■ Input for this task:
****************************************
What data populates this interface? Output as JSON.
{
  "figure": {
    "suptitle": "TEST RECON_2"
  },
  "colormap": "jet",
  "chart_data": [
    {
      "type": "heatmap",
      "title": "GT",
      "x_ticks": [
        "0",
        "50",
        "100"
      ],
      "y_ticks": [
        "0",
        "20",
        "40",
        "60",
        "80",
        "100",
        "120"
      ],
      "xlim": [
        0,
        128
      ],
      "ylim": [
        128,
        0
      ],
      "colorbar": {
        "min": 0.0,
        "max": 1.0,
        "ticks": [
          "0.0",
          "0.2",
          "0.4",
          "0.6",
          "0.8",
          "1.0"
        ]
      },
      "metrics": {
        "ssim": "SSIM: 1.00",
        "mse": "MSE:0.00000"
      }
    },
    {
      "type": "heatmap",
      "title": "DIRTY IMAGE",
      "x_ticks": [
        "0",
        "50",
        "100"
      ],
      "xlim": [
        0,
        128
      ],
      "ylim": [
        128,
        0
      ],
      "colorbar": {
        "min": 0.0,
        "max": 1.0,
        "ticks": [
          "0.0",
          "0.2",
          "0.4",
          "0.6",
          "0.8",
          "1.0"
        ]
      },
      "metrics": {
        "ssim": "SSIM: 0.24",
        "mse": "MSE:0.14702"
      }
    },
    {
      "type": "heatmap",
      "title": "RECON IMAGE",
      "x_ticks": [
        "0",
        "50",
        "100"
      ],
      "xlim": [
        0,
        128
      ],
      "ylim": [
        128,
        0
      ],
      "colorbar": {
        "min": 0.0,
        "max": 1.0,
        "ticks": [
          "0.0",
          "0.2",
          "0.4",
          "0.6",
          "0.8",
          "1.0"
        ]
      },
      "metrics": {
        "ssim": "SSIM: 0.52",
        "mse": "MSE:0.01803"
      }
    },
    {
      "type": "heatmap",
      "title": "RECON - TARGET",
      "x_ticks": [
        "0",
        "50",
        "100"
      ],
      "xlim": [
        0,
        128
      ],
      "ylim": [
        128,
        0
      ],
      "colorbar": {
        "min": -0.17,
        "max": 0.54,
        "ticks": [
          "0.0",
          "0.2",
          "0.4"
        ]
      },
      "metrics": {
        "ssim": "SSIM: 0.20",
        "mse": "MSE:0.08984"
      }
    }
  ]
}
****************************************
■ Work required: Reproduce the complete set of lines precisely as supplied.

■ Task solution:
What data populates this interface? Output as JSON.
{
  "figure": {
    "suptitle": "TEST RECON_2"
  },
  "colormap": "jet",
  "chart_data": [
    {
      "type": "heatmap",
      "title": "GT",
      "x_ticks": [
        "0",
        "50",
        "100"
      ],
      "y_ticks": [
        "0",
        "20",
        "40",
        "60",
        "80",
        "100",
        "120"
      ],
      "xlim": [
        0,
        128
      ],
      "ylim": [
        128,
        0
      ],
      "colorbar": {
        "min": 0.0,
        "max": 1.0,
        "ticks": [
          "0.0",
          "0.2",
          "0.4",
          "0.6",
          "0.8",
          "1.0"
        ]
      },
      "metrics": {
        "ssim": "SSIM: 1.00",
        "mse": "MSE:0.00000"
      }
    },
    {
      "type": "heatmap",
      "title": "DIRTY IMAGE",
      "x_ticks": [
        "0",
        "50",
        "100"
      ],
      "xlim": [
        0,
        128
      ],
      "ylim": [
        128,
        0
      ],
      "colorbar": {
        "min": 0.0,
        "max": 1.0,
        "ticks": [
          "0.0",
          "0.2",
          "0.4",
          "0.6",
          "0.8",
          "1.0"
        ]
      },
      "metrics": {
        "ssim": "SSIM: 0.24",
        "mse": "MSE:0.14702"
      }
    },
    {
      "type": "heatmap",
      "title": "RECON IMAGE",
      "x_ticks": [
        "0",
        "50",
        "100"
      ],
      "xlim": [
        0,
        128
      ],
      "ylim": [
        128,
        0
      ],
      "colorbar": {
        "min": 0.0,
        "max": 1.0,
        "ticks": [
          "0.0",
          "0.2",
          "0.4",
          "0.6",
          "0.8",
          "1.0"
        ]
      },
      "metrics": {
        "ssim": "SSIM: 0.52",
        "mse": "MSE:0.01803"
      }
    },
    {
      "type": "heatmap",
      "title": "RECON - TARGET",
      "x_ticks": [
        "0",
        "50",
        "100"
      ],
      "xlim": [
        0,
        128
      ],
      "ylim": [
        128,
        0
      ],
      "colorbar": {
        "min": -0.17,
        "max": 0.54,
        "ticks": [
          "0.0",
          "0.2",
          "0.4"
        ]
      },
      "metrics": {
        "ssim": "SSIM: 0.20",
        "mse": "MSE:0.08984"
      }
    }
  ]
}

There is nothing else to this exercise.